| GIVEN INSTRUCTION |
Every record below should be written out exactly; pictures stay out.

══════════════════════════════

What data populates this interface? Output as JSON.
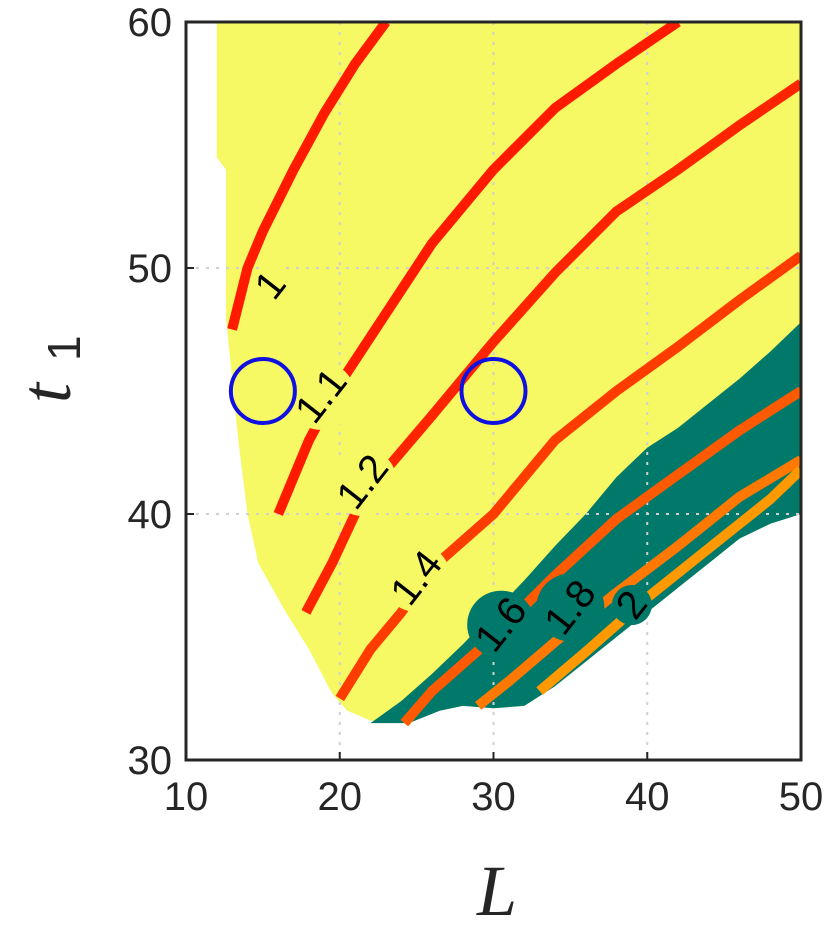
{
  "chart_data": {
    "type": "contour",
    "xlabel": "L",
    "ylabel": "t",
    "ylabel_subscript": "1",
    "xlim": [
      10,
      50
    ],
    "ylim": [
      30,
      60
    ],
    "xticks": [
      "10",
      "20",
      "30",
      "40",
      "50"
    ],
    "yticks": [
      "30",
      "40",
      "50",
      "60"
    ],
    "grid": true,
    "colors": {
      "feasible_region": "#f6f963",
      "high_region": "#00796a",
      "axis": "#262626",
      "grid": "#d0d0d0",
      "marker": "#1010e0"
    },
    "feasible_boundary": [
      [
        12.0,
        60.0
      ],
      [
        12.0,
        54.5
      ],
      [
        12.6,
        54.0
      ],
      [
        12.6,
        48.0
      ],
      [
        13.4,
        43.0
      ],
      [
        14.0,
        40.0
      ],
      [
        14.7,
        38.0
      ],
      [
        16.5,
        36.0
      ],
      [
        18.0,
        34.5
      ],
      [
        19.5,
        32.7
      ],
      [
        20.5,
        32.0
      ],
      [
        22.0,
        31.6
      ],
      [
        24.0,
        31.5
      ],
      [
        26.5,
        32.0
      ],
      [
        28.0,
        32.2
      ],
      [
        30.0,
        32.1
      ],
      [
        32.0,
        32.2
      ],
      [
        34.0,
        33.0
      ],
      [
        36.0,
        34.0
      ],
      [
        38.0,
        35.0
      ],
      [
        40.0,
        36.0
      ],
      [
        42.0,
        37.0
      ],
      [
        44.0,
        38.0
      ],
      [
        46.0,
        39.0
      ],
      [
        48.0,
        39.6
      ],
      [
        50.0,
        40.0
      ],
      [
        50.0,
        60.0
      ]
    ],
    "high_region": [
      [
        22.0,
        31.5
      ],
      [
        24.5,
        31.5
      ],
      [
        26.5,
        32.0
      ],
      [
        28.0,
        32.2
      ],
      [
        30.0,
        32.1
      ],
      [
        32.0,
        32.2
      ],
      [
        34.0,
        33.0
      ],
      [
        36.0,
        34.0
      ],
      [
        38.0,
        35.0
      ],
      [
        40.0,
        36.0
      ],
      [
        42.0,
        37.0
      ],
      [
        44.0,
        38.0
      ],
      [
        46.0,
        39.0
      ],
      [
        48.0,
        39.6
      ],
      [
        50.0,
        40.0
      ],
      [
        50.0,
        47.8
      ],
      [
        48.0,
        46.6
      ],
      [
        46.0,
        45.5
      ],
      [
        44.0,
        44.5
      ],
      [
        42.0,
        43.5
      ],
      [
        40.0,
        42.7
      ],
      [
        38.0,
        41.5
      ],
      [
        36.0,
        40.0
      ],
      [
        34.0,
        38.7
      ],
      [
        32.0,
        37.3
      ],
      [
        30.0,
        36.0
      ],
      [
        28.0,
        34.7
      ],
      [
        26.0,
        33.5
      ],
      [
        24.0,
        32.4
      ]
    ],
    "contours": [
      {
        "level": 1.0,
        "label": "1",
        "color": "#ff1a00",
        "points": [
          [
            13.0,
            47.5
          ],
          [
            14.0,
            50.0
          ],
          [
            15.0,
            51.5
          ],
          [
            17.0,
            54.0
          ],
          [
            19.0,
            56.3
          ],
          [
            21.0,
            58.3
          ],
          [
            23.0,
            60.0
          ]
        ]
      },
      {
        "level": 1.1,
        "label": "1.1",
        "color": "#ff1a00",
        "points": [
          [
            16.0,
            40.0
          ],
          [
            18.0,
            43.0
          ],
          [
            20.0,
            45.3
          ],
          [
            22.0,
            47.2
          ],
          [
            26.0,
            51.0
          ],
          [
            30.0,
            54.0
          ],
          [
            34.0,
            56.5
          ],
          [
            38.0,
            58.3
          ],
          [
            42.0,
            60.0
          ]
        ]
      },
      {
        "level": 1.2,
        "label": "1.2",
        "color": "#ff2400",
        "points": [
          [
            17.8,
            36.0
          ],
          [
            19.5,
            38.0
          ],
          [
            21.0,
            40.0
          ],
          [
            23.0,
            41.8
          ],
          [
            26.0,
            44.0
          ],
          [
            30.0,
            47.0
          ],
          [
            34.0,
            49.8
          ],
          [
            38.0,
            52.3
          ],
          [
            42.0,
            54.0
          ],
          [
            46.0,
            55.8
          ],
          [
            50.0,
            57.5
          ]
        ]
      },
      {
        "level": 1.4,
        "label": "1.4",
        "color": "#ff3c00",
        "points": [
          [
            20.0,
            32.5
          ],
          [
            22.0,
            34.5
          ],
          [
            24.0,
            36.0
          ],
          [
            26.0,
            37.8
          ],
          [
            30.0,
            40.0
          ],
          [
            34.0,
            43.0
          ],
          [
            38.0,
            45.0
          ],
          [
            42.0,
            46.8
          ],
          [
            46.0,
            48.7
          ],
          [
            50.0,
            50.5
          ]
        ]
      },
      {
        "level": 1.6,
        "label": "1.6",
        "color": "#ff5a00",
        "points": [
          [
            24.2,
            31.5
          ],
          [
            26.0,
            32.8
          ],
          [
            30.0,
            35.0
          ],
          [
            34.0,
            37.5
          ],
          [
            38.0,
            39.8
          ],
          [
            42.0,
            41.6
          ],
          [
            46.0,
            43.4
          ],
          [
            50.0,
            45.0
          ]
        ]
      },
      {
        "level": 1.8,
        "label": "1.8",
        "color": "#ff7800",
        "points": [
          [
            29.0,
            32.2
          ],
          [
            31.0,
            33.2
          ],
          [
            34.0,
            34.8
          ],
          [
            38.0,
            36.8
          ],
          [
            42.0,
            38.7
          ],
          [
            46.0,
            40.7
          ],
          [
            50.0,
            42.2
          ]
        ]
      },
      {
        "level": 2.0,
        "label": "2",
        "color": "#ff9900",
        "points": [
          [
            33.0,
            32.8
          ],
          [
            36.0,
            34.4
          ],
          [
            40.0,
            36.6
          ],
          [
            44.0,
            38.6
          ],
          [
            48.0,
            40.6
          ],
          [
            50.0,
            41.8
          ]
        ]
      }
    ],
    "markers": [
      {
        "x": 15.0,
        "y": 45.0,
        "shape": "circle"
      },
      {
        "x": 30.0,
        "y": 45.0,
        "shape": "circle"
      }
    ]
  }
}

══════════════════════════════

| COMPLETE OUTPUT |
What data populates this interface? Output as JSON.
{
  "chart_data": {
    "type": "contour",
    "xlabel": "L",
    "ylabel": "t",
    "ylabel_subscript": "1",
    "xlim": [
      10,
      50
    ],
    "ylim": [
      30,
      60
    ],
    "xticks": [
      "10",
      "20",
      "30",
      "40",
      "50"
    ],
    "yticks": [
      "30",
      "40",
      "50",
      "60"
    ],
    "grid": true,
    "colors": {
      "feasible_region": "#f6f963",
      "high_region": "#00796a",
      "axis": "#262626",
      "grid": "#d0d0d0",
      "marker": "#1010e0"
    },
    "feasible_boundary": [
      [
        12.0,
        60.0
      ],
      [
        12.0,
        54.5
      ],
      [
        12.6,
        54.0
      ],
      [
        12.6,
        48.0
      ],
      [
        13.4,
        43.0
      ],
      [
        14.0,
        40.0
      ],
      [
        14.7,
        38.0
      ],
      [
        16.5,
        36.0
      ],
      [
        18.0,
        34.5
      ],
      [
        19.5,
        32.7
      ],
      [
        20.5,
        32.0
      ],
      [
        22.0,
        31.6
      ],
      [
        24.0,
        31.5
      ],
      [
        26.5,
        32.0
      ],
      [
        28.0,
        32.2
      ],
      [
        30.0,
        32.1
      ],
      [
        32.0,
        32.2
      ],
      [
        34.0,
        33.0
      ],
      [
        36.0,
        34.0
      ],
      [
        38.0,
        35.0
      ],
      [
        40.0,
        36.0
      ],
      [
        42.0,
        37.0
      ],
      [
        44.0,
        38.0
      ],
      [
        46.0,
        39.0
      ],
      [
        48.0,
        39.6
      ],
      [
        50.0,
        40.0
      ],
      [
        50.0,
        60.0
      ]
    ],
    "high_region": [
      [
        22.0,
        31.5
      ],
      [
        24.5,
        31.5
      ],
      [
        26.5,
        32.0
      ],
      [
        28.0,
        32.2
      ],
      [
        30.0,
        32.1
      ],
      [
        32.0,
        32.2
      ],
      [
        34.0,
        33.0
      ],
      [
        36.0,
        34.0
      ],
      [
        38.0,
        35.0
      ],
      [
        40.0,
        36.0
      ],
      [
        42.0,
        37.0
      ],
      [
        44.0,
        38.0
      ],
      [
        46.0,
        39.0
      ],
      [
        48.0,
        39.6
      ],
      [
        50.0,
        40.0
      ],
      [
        50.0,
        47.8
      ],
      [
        48.0,
        46.6
      ],
      [
        46.0,
        45.5
      ],
      [
        44.0,
        44.5
      ],
      [
        42.0,
        43.5
      ],
      [
        40.0,
        42.7
      ],
      [
        38.0,
        41.5
      ],
      [
        36.0,
        40.0
      ],
      [
        34.0,
        38.7
      ],
      [
        32.0,
        37.3
      ],
      [
        30.0,
        36.0
      ],
      [
        28.0,
        34.7
      ],
      [
        26.0,
        33.5
      ],
      [
        24.0,
        32.4
      ]
    ],
    "contours": [
      {
        "level": 1.0,
        "label": "1",
        "color": "#ff1a00",
        "points": [
          [
            13.0,
            47.5
          ],
          [
            14.0,
            50.0
          ],
          [
            15.0,
            51.5
          ],
          [
            17.0,
            54.0
          ],
          [
            19.0,
            56.3
          ],
          [
            21.0,
            58.3
          ],
          [
            23.0,
            60.0
          ]
        ]
      },
      {
        "level": 1.1,
        "label": "1.1",
        "color": "#ff1a00",
        "points": [
          [
            16.0,
            40.0
          ],
          [
            18.0,
            43.0
          ],
          [
            20.0,
            45.3
          ],
          [
            22.0,
            47.2
          ],
          [
            26.0,
            51.0
          ],
          [
            30.0,
            54.0
          ],
          [
            34.0,
            56.5
          ],
          [
            38.0,
            58.3
          ],
          [
            42.0,
            60.0
          ]
        ]
      },
      {
        "level": 1.2,
        "label": "1.2",
        "color": "#ff2400",
        "points": [
          [
            17.8,
            36.0
          ],
          [
            19.5,
            38.0
          ],
          [
            21.0,
            40.0
          ],
          [
            23.0,
            41.8
          ],
          [
            26.0,
            44.0
          ],
          [
            30.0,
            47.0
          ],
          [
            34.0,
            49.8
          ],
          [
            38.0,
            52.3
          ],
          [
            42.0,
            54.0
          ],
          [
            46.0,
            55.8
          ],
          [
            50.0,
            57.5
          ]
        ]
      },
      {
        "level": 1.4,
        "label": "1.4",
        "color": "#ff3c00",
        "points": [
          [
            20.0,
            32.5
          ],
          [
            22.0,
            34.5
          ],
          [
            24.0,
            36.0
          ],
          [
            26.0,
            37.8
          ],
          [
            30.0,
            40.0
          ],
          [
            34.0,
            43.0
          ],
          [
            38.0,
            45.0
          ],
          [
            42.0,
            46.8
          ],
          [
            46.0,
            48.7
          ],
          [
            50.0,
            50.5
          ]
        ]
      },
      {
        "level": 1.6,
        "label": "1.6",
        "color": "#ff5a00",
        "points": [
          [
            24.2,
            31.5
          ],
          [
            26.0,
            32.8
          ],
          [
            30.0,
            35.0
          ],
          [
            34.0,
            37.5
          ],
          [
            38.0,
            39.8
          ],
          [
            42.0,
            41.6
          ],
          [
            46.0,
            43.4
          ],
          [
            50.0,
            45.0
          ]
        ]
      },
      {
        "level": 1.8,
        "label": "1.8",
        "color": "#ff7800",
        "points": [
          [
            29.0,
            32.2
          ],
          [
            31.0,
            33.2
          ],
          [
            34.0,
            34.8
          ],
          [
            38.0,
            36.8
          ],
          [
            42.0,
            38.7
          ],
          [
            46.0,
            40.7
          ],
          [
            50.0,
            42.2
          ]
        ]
      },
      {
        "level": 2.0,
        "label": "2",
        "color": "#ff9900",
        "points": [
          [
            33.0,
            32.8
          ],
          [
            36.0,
            34.4
          ],
          [
            40.0,
            36.6
          ],
          [
            44.0,
            38.6
          ],
          [
            48.0,
            40.6
          ],
          [
            50.0,
            41.8
          ]
        ]
      }
    ],
    "markers": [
      {
        "x": 15.0,
        "y": 45.0,
        "shape": "circle"
      },
      {
        "x": 30.0,
        "y": 45.0,
        "shape": "circle"
      }
    ]
  }
}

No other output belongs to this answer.